┌─ Supplied information

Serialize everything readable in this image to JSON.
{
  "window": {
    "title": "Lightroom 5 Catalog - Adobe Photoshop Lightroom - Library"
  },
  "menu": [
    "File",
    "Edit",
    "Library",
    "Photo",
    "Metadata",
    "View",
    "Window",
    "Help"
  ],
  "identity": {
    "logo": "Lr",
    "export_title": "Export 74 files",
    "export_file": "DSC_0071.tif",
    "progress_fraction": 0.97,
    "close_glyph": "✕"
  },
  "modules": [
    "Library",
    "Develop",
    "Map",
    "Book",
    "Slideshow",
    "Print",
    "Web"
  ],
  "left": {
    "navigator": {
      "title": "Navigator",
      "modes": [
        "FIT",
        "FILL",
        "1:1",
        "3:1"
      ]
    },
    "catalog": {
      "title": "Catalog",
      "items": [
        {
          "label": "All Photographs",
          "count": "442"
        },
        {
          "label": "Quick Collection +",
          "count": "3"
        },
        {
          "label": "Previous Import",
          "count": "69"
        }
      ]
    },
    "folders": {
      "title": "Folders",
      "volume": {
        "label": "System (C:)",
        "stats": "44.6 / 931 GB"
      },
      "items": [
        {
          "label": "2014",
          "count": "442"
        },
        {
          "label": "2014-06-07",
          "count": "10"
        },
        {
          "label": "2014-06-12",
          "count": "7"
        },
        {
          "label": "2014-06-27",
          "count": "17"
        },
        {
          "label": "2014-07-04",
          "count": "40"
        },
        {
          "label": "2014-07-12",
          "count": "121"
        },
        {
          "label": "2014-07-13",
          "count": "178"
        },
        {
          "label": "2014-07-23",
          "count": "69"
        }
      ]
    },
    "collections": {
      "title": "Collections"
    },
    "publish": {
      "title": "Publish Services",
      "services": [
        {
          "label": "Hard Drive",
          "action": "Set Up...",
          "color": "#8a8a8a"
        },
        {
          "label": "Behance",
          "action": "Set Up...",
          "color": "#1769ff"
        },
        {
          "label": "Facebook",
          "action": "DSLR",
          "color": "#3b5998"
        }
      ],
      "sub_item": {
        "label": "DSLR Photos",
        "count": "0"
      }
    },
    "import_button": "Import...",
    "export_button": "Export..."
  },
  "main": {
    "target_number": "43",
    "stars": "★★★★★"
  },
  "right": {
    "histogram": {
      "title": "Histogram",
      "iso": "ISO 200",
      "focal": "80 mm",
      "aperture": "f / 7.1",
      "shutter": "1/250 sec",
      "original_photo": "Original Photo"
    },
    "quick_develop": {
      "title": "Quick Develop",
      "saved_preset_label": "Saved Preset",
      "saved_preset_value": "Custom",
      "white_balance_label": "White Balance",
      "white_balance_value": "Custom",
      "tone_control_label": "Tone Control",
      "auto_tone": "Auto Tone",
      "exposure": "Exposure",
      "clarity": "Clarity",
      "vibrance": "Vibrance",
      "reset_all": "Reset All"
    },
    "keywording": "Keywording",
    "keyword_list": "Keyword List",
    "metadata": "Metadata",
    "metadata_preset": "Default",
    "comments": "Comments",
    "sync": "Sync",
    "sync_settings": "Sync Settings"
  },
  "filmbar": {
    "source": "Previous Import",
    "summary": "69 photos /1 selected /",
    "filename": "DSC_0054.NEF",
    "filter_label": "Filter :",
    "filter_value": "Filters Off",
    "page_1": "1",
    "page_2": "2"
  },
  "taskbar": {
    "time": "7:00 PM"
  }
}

└─

Look for "Custom" and pull out every line that has it.

      "saved_preset_value": "Custom",
      "white_balance_value": "Custom",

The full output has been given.